▸ Try it: Calculate how many lines of the data hold "studies". The answer consists of that number only.

▸ Records to process:
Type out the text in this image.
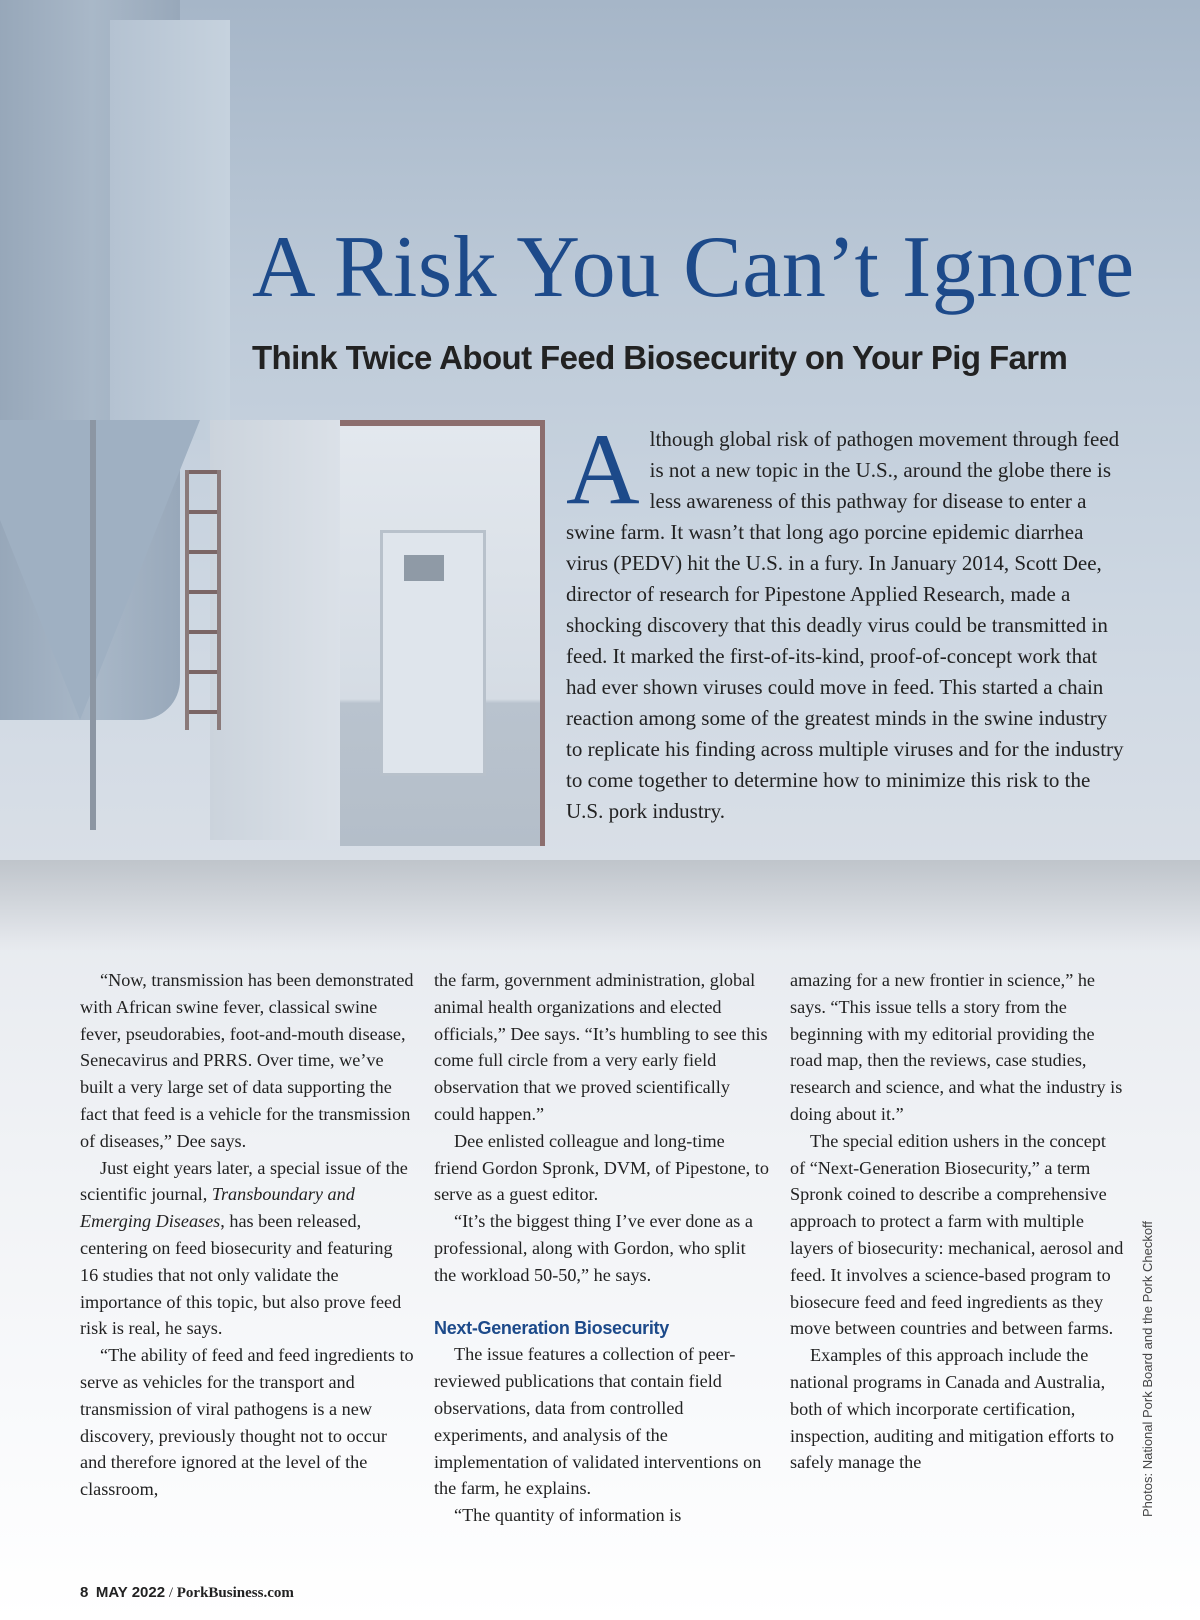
A Risk You Can’t Ignore
Think Twice About Feed Biosecurity on Your Pig Farm

Although global risk of pathogen movement through feed is not a new topic in the U.S., around the globe there is less awareness of this pathway for disease to enter a swine farm. It wasn’t that long ago porcine epidemic diarrhea virus (PEDV) hit the U.S. in a fury. In January 2014, Scott Dee, director of research for Pipestone Applied Research, made a shocking discovery that this deadly virus could be transmitted in feed. It marked the first-of-its-kind, proof-of-concept work that had ever shown viruses could move in feed. This started a chain reaction among some of the greatest minds in the swine industry to replicate his finding across multiple viruses and for the industry to come together to determine how to minimize this risk to the U.S. pork industry.

“Now, transmission has been demonstrated with African swine fever, classical swine fever, pseudorabies, foot-and-mouth disease, Senecavirus and PRRS. Over time, we’ve built a very large set of data supporting the fact that feed is a vehicle for the transmission of diseases,” Dee says.

Just eight years later, a special issue of the scientific journal, Transboundary and Emerging Diseases, has been released, centering on feed biosecurity and featuring 16 studies that not only validate the importance of this topic, but also prove feed risk is real, he says.

“The ability of feed and feed ingredients to serve as vehicles for the transport and transmission of viral pathogens is a new discovery, previously thought not to occur and therefore ignored at the level of the classroom,

the farm, government administration, global animal health organizations and elected officials,” Dee says. “It’s humbling to see this come full circle from a very early field observation that we proved scientifically could happen.”

Dee enlisted colleague and long-time friend Gordon Spronk, DVM, of Pipestone, to serve as a guest editor.

“It’s the biggest thing I’ve ever done as a professional, along with Gordon, who split the workload 50-50,” he says.

Next-Generation Biosecurity

The issue features a collection of peer-reviewed publications that contain field observations, data from controlled experiments, and analysis of the implementation of validated interventions on the farm, he explains.

“The quantity of information is

amazing for a new frontier in science,” he says. “This issue tells a story from the beginning with my editorial providing the road map, then the reviews, case studies, research and science, and what the industry is doing about it.”

The special edition ushers in the concept of “Next-Generation Biosecurity,” a term Spronk coined to describe a comprehensive approach to protect a farm with multiple layers of biosecurity: mechanical, aerosol and feed. It involves a science-based program to biosecure feed and feed ingredients as they move between countries and between farms.

Examples of this approach include the national programs in Canada and Australia, both of which incorporate certification, inspection, auditing and mitigation efforts to safely manage the	Photos: National Pork Board and the Pork Checkoff
8 MAY 2022 / PorkBusiness.com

▸ Response to this task: 2